THE REQUEST: Take the entries below and reproduce them word for word.

DATA LINES:

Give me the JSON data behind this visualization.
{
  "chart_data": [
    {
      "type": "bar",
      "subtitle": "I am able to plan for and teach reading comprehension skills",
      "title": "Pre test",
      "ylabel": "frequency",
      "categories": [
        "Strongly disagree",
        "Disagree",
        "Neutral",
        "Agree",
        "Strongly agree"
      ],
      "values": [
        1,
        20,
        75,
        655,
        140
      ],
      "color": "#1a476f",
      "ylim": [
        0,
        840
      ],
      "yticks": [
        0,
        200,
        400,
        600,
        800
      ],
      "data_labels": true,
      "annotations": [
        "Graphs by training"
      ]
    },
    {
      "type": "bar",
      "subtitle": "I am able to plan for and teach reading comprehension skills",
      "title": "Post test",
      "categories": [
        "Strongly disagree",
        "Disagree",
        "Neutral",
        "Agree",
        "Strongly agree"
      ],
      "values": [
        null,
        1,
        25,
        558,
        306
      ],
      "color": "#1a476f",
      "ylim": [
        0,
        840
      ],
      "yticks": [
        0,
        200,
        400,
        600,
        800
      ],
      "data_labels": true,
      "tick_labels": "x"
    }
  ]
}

ANSWER TO THE EXERCISE:
Give me the JSON data behind this visualization.
{
  "chart_data": [
    {
      "type": "bar",
      "subtitle": "I am able to plan for and teach reading comprehension skills",
      "title": "Pre test",
      "ylabel": "frequency",
      "categories": [
        "Strongly disagree",
        "Disagree",
        "Neutral",
        "Agree",
        "Strongly agree"
      ],
      "values": [
        1,
        20,
        75,
        655,
        140
      ],
      "color": "#1a476f",
      "ylim": [
        0,
        840
      ],
      "yticks": [
        0,
        200,
        400,
        600,
        800
      ],
      "data_labels": true,
      "annotations": [
        "Graphs by training"
      ]
    },
    {
      "type": "bar",
      "subtitle": "I am able to plan for and teach reading comprehension skills",
      "title": "Post test",
      "categories": [
        "Strongly disagree",
        "Disagree",
        "Neutral",
        "Agree",
        "Strongly agree"
      ],
      "values": [
        null,
        1,
        25,
        558,
        306
      ],
      "color": "#1a476f",
      "ylim": [
        0,
        840
      ],
      "yticks": [
        0,
        200,
        400,
        600,
        800
      ],
      "data_labels": true,
      "tick_labels": "x"
    }
  ]
}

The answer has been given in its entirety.